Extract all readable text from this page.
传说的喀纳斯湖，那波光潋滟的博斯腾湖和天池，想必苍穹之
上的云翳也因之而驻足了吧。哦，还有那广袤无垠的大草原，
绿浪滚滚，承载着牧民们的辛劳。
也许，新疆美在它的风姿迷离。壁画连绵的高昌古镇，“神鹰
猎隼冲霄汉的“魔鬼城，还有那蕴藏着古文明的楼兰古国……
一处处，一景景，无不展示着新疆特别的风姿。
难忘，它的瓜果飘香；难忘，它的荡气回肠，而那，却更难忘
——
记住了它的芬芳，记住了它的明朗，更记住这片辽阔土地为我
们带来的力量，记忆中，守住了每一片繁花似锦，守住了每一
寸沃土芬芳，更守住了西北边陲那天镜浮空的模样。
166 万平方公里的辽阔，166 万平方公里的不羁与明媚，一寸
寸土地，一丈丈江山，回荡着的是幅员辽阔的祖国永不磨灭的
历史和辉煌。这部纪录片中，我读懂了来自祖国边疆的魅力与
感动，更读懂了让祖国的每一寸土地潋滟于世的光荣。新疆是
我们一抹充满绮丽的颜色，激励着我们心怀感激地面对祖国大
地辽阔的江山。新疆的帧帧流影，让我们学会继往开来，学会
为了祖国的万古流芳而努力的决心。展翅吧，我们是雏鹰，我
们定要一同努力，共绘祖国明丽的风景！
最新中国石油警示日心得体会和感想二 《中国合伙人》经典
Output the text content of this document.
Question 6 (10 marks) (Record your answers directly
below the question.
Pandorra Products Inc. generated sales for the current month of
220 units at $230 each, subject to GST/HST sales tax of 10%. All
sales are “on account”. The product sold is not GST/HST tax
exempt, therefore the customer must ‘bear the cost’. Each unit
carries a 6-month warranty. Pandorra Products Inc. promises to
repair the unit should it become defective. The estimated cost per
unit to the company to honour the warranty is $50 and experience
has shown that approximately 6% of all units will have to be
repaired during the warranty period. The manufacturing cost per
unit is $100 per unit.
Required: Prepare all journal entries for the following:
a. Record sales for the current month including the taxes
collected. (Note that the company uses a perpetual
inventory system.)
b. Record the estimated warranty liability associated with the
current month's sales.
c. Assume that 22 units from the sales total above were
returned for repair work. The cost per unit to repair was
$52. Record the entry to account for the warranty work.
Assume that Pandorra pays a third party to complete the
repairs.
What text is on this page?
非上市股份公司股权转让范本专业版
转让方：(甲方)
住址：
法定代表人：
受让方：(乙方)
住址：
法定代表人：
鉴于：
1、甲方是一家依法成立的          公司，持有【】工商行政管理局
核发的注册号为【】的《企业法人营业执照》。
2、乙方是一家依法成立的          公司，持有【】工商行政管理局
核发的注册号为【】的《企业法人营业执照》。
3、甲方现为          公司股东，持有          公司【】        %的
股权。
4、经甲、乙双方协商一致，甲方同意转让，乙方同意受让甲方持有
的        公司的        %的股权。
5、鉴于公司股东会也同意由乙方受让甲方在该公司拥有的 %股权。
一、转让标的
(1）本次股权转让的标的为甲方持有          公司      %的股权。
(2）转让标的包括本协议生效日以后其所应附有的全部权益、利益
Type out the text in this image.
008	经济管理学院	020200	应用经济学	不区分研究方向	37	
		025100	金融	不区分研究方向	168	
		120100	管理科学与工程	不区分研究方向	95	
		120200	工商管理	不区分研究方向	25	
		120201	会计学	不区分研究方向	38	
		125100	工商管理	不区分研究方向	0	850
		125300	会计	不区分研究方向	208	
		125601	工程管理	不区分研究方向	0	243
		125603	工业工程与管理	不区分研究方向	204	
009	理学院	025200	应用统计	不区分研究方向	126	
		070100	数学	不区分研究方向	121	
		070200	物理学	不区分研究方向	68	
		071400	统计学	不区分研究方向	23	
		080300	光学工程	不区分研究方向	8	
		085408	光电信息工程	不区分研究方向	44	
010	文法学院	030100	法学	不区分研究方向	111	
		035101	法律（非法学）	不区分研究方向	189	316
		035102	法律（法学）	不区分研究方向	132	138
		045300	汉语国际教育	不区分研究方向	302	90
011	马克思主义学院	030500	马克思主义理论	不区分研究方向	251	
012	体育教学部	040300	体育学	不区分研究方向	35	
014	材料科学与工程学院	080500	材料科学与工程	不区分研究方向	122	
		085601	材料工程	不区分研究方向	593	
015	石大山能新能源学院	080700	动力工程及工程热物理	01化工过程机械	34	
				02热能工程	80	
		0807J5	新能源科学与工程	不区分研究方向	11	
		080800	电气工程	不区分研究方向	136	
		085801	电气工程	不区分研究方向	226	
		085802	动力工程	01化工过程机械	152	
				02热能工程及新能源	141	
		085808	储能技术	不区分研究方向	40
————
__GIVEN PROBLEM__.
From the preceding material, extract every line exactly.

__TASK OUTPUT__.
Extract all readable text from this page.
传说的喀纳斯湖，那波光潋滟的博斯腾湖和天池，想必苍穹之
上的云翳也因之而驻足了吧。哦，还有那广袤无垠的大草原，
绿浪滚滚，承载着牧民们的辛劳。
也许，新疆美在它的风姿迷离。壁画连绵的高昌古镇，“神鹰
猎隼冲霄汉的“魔鬼城，还有那蕴藏着古文明的楼兰古国……
一处处，一景景，无不展示着新疆特别的风姿。
难忘，它的瓜果飘香；难忘，它的荡气回肠，而那，却更难忘
——
记住了它的芬芳，记住了它的明朗，更记住这片辽阔土地为我
们带来的力量，记忆中，守住了每一片繁花似锦，守住了每一
寸沃土芬芳，更守住了西北边陲那天镜浮空的模样。
166 万平方公里的辽阔，166 万平方公里的不羁与明媚，一寸
寸土地，一丈丈江山，回荡着的是幅员辽阔的祖国永不磨灭的
历史和辉煌。这部纪录片中，我读懂了来自祖国边疆的魅力与
感动，更读懂了让祖国的每一寸土地潋滟于世的光荣。新疆是
我们一抹充满绮丽的颜色，激励着我们心怀感激地面对祖国大
地辽阔的江山。新疆的帧帧流影，让我们学会继往开来，学会
为了祖国的万古流芳而努力的决心。展翅吧，我们是雏鹰，我
们定要一同努力，共绘祖国明丽的风景！
最新中国石油警示日心得体会和感想二 《中国合伙人》经典
Output the text content of this document.
Question 6 (10 marks) (Record your answers directly
below the question.
Pandorra Products Inc. generated sales for the current month of
220 units at $230 each, subject to GST/HST sales tax of 10%. All
sales are “on account”. The product sold is not GST/HST tax
exempt, therefore the customer must ‘bear the cost’. Each unit
carries a 6-month warranty. Pandorra Products Inc. promises to
repair the unit should it become defective. The estimated cost per
unit to the company to honour the warranty is $50 and experience
has shown that approximately 6% of all units will have to be
repaired during the warranty period. The manufacturing cost per
unit is $100 per unit.
Required: Prepare all journal entries for the following:
a. Record sales for the current month including the taxes
collected. (Note that the company uses a perpetual
inventory system.)
b. Record the estimated warranty liability associated with the
current month's sales.
c. Assume that 22 units from the sales total above were
returned for repair work. The cost per unit to repair was
$52. Record the entry to account for the warranty work.
Assume that Pandorra pays a third party to complete the
repairs.
What text is on this page?
非上市股份公司股权转让范本专业版
转让方：(甲方)
住址：
法定代表人：
受让方：(乙方)
住址：
法定代表人：
鉴于：
1、甲方是一家依法成立的          公司，持有【】工商行政管理局
核发的注册号为【】的《企业法人营业执照》。
2、乙方是一家依法成立的          公司，持有【】工商行政管理局
核发的注册号为【】的《企业法人营业执照》。
3、甲方现为          公司股东，持有          公司【】        %的
股权。
4、经甲、乙双方协商一致，甲方同意转让，乙方同意受让甲方持有
的        公司的        %的股权。
5、鉴于公司股东会也同意由乙方受让甲方在该公司拥有的 %股权。
一、转让标的
(1）本次股权转让的标的为甲方持有          公司      %的股权。
(2）转让标的包括本协议生效日以后其所应附有的全部权益、利益
Type out the text in this image.
008	经济管理学院	020200	应用经济学	不区分研究方向	37	
		025100	金融	不区分研究方向	168	
		120100	管理科学与工程	不区分研究方向	95	
		120200	工商管理	不区分研究方向	25	
		120201	会计学	不区分研究方向	38	
		125100	工商管理	不区分研究方向	0	850
		125300	会计	不区分研究方向	208	
		125601	工程管理	不区分研究方向	0	243
		125603	工业工程与管理	不区分研究方向	204	
009	理学院	025200	应用统计	不区分研究方向	126	
		070100	数学	不区分研究方向	121	
		070200	物理学	不区分研究方向	68	
		071400	统计学	不区分研究方向	23	
		080300	光学工程	不区分研究方向	8	
		085408	光电信息工程	不区分研究方向	44	
010	文法学院	030100	法学	不区分研究方向	111	
		035101	法律（非法学）	不区分研究方向	189	316
		035102	法律（法学）	不区分研究方向	132	138
		045300	汉语国际教育	不区分研究方向	302	90
011	马克思主义学院	030500	马克思主义理论	不区分研究方向	251	
012	体育教学部	040300	体育学	不区分研究方向	35	
014	材料科学与工程学院	080500	材料科学与工程	不区分研究方向	122	
		085601	材料工程	不区分研究方向	593	
015	石大山能新能源学院	080700	动力工程及工程热物理	01化工过程机械	34	
				02热能工程	80	
		0807J5	新能源科学与工程	不区分研究方向	11	
		080800	电气工程	不区分研究方向	136	
		085801	电气工程	不区分研究方向	226	
		085802	动力工程	01化工过程机械	152	
				02热能工程及新能源	141	
		085808	储能技术	不区分研究方向	40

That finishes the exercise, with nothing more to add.